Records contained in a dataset
———

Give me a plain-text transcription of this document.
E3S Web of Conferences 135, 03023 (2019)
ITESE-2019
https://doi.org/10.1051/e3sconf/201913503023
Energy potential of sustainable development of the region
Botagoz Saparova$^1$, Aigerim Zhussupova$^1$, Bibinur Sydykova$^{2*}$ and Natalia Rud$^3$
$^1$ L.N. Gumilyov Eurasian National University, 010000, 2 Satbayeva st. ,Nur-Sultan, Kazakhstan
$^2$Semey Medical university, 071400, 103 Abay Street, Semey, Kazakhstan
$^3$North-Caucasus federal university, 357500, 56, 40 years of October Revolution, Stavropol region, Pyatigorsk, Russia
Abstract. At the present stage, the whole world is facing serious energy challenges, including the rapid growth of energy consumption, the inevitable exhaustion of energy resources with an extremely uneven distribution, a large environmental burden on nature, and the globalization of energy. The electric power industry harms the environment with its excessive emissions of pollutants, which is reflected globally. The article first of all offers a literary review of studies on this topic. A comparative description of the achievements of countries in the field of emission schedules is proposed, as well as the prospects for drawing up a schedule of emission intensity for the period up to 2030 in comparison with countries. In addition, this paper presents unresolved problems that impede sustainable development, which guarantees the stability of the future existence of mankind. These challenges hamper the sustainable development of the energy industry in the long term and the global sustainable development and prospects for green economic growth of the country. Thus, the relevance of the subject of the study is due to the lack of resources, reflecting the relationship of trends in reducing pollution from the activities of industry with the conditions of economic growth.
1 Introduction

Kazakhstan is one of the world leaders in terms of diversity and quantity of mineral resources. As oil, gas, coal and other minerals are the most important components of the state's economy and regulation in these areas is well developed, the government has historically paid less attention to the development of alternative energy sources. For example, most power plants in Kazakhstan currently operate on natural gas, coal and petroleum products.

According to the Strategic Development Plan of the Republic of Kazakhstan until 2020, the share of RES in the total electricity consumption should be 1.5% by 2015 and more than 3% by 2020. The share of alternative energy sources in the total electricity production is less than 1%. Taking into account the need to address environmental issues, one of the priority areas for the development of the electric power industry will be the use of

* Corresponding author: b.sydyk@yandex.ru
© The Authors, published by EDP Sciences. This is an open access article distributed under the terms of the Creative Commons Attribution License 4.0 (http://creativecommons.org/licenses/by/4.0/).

———

## [Given exercise]
Go through the entries above and copy every line containing "region".

## [Exercise solution]
Energy potential of sustainable development of the region
$^3$North-Caucasus federal university, 357500, 56, 40 years of October Revolution, Stavropol region, Pyatigorsk, Russia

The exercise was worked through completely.